**Reading text**:

####

Had previous conflicts around the world been as vigorously reported by Western-controlled media, perhaps many of us would have been more informed and, as a consequence, would have spoken out. Yet even as I write this, there are ongoing arms conflicts in several African countries, of which I suspect many people are entirely unaware. Some have not been mentioned at all, whilst others, even when they have been reported on, it has been solely from the angle of providing humanitarian support. Nigeria itself is not dissimilar to a war zone, yet this is unreported by the media because it is not happening in Europe.
We have seen Ukraine stand up to the Russian Federation. However, those who believe that Ukraine will defeat Russia will have been shocked by Russia’s superior firepower. Although heavy sanctions have been implemented from many directions against Russia, the world has underestimated the resilience of the Russian government to weather any financial sanctions.
If the Western powers have conspired to turn Russia and Ukraine against each other purely for the sake of their natural resources, then we in Yorubaland need to act quickly to free ourselves from Nigeria, before it is too late.

####

**Record extracts**:
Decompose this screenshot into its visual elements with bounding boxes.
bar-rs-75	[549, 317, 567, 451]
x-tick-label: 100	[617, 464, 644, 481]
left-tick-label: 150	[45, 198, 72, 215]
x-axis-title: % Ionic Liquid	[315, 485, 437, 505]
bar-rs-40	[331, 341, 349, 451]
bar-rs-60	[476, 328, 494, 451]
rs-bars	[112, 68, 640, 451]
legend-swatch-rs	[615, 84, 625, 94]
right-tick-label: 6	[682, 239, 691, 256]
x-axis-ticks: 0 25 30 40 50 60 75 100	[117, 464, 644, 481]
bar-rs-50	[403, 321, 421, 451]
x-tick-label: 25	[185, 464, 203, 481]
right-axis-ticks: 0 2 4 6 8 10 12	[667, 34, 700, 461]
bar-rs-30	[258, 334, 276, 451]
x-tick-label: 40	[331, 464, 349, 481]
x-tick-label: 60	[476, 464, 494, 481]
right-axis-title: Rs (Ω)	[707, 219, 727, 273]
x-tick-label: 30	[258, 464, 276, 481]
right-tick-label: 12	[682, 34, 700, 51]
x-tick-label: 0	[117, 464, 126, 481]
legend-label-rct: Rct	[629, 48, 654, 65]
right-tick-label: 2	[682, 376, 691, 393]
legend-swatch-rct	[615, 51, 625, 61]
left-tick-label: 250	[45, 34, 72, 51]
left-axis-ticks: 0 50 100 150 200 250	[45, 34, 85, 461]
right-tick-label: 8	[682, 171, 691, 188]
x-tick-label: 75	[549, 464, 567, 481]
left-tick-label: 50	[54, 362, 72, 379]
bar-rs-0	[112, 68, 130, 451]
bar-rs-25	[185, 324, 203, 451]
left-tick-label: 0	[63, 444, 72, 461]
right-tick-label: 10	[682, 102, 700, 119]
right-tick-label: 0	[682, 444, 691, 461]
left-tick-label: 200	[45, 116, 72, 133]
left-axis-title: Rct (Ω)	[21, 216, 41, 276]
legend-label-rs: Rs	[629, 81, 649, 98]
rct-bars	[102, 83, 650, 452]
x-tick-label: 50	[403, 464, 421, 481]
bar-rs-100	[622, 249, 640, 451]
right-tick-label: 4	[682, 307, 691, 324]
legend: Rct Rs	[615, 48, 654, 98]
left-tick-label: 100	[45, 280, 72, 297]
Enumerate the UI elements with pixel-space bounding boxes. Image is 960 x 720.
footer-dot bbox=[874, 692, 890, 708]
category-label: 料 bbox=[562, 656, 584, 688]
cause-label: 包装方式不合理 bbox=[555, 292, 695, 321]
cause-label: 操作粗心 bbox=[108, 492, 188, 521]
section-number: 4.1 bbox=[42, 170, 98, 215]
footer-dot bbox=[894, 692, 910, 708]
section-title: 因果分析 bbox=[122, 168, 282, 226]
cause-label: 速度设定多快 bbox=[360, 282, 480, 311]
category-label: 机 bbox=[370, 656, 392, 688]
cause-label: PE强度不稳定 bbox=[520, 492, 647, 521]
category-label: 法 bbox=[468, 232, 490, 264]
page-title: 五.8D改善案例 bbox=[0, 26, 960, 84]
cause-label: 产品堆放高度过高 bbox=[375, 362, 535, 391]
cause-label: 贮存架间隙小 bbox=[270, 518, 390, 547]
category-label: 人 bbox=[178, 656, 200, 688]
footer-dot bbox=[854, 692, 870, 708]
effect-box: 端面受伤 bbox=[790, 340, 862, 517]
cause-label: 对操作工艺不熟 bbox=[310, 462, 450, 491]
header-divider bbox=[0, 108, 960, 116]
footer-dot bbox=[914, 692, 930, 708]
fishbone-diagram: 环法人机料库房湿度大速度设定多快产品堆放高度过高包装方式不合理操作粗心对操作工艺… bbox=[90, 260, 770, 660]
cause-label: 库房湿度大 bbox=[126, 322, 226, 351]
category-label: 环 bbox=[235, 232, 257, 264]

####

**Exercise requirements**:
A – Reproduce the part of the commentary on the war in Ukraine that begins with the words "If the Western" and ends after the words "is too late.".
B – Write the next part of the commentary on the war in Ukraine, continuing after its last sentence.
The records were taken from a separate source and have no connection to the commentary on the war in Ukraine.

**Task-by-task results**:
A –
If the Western powers have conspired to turn Russia and Ukraine against each other purely for the sake of their natural resources, then we in Yorubaland need to act quickly to free ourselves from Nigeria, before it is too late.

B –
Nigeria has many mineral resources, the majority of which are mined illegally without remittance to the Federal Government. Financial resources, desperately needed for the betterment of our country, are instead siphoned off by northern and southern oligarchs, who secrete them in the safe havens of Europe. If the Yoruba people were to get their own nation today, we would have control of those natural resources in our land, and the Yoruba government would be able to harness the resulting income they provide to benefit the entire people.
For example, despite the abundance of bitumen in Yorubaland, Nigeria imports the bitumen required to maintain our road networks. This situation should not be allowed to happen. Yorubaland has over 42bn tons of bitumen reserves throughout Lagos, Ogun, Ondo, and Edo states. Even if we were to export 100 million tonnes every year, it would take us over 400 years to fully deplete these reserves. Furthermore, with the current price of bitumen at $45/ton, this would generate income of over $4billion annually, from this one resource alone. However, the gross underdevelopment rife in Nigeria means that, even if those resources are mined, the country will not benefit from the revenue as most of it would end up in the pockets of these oligarchs who have sworn to destroy Nigeria.
I urge the Yoruba people to get their act together and take our destiny into our own hands. We need to intensify our efforts toward a sovereign Yoruba nation. But in so doing we must also acknowledge that the tasks ahead are numerous. We need to carefully plan our exit strategy in order to avoid getting embroiled in a protracted situation.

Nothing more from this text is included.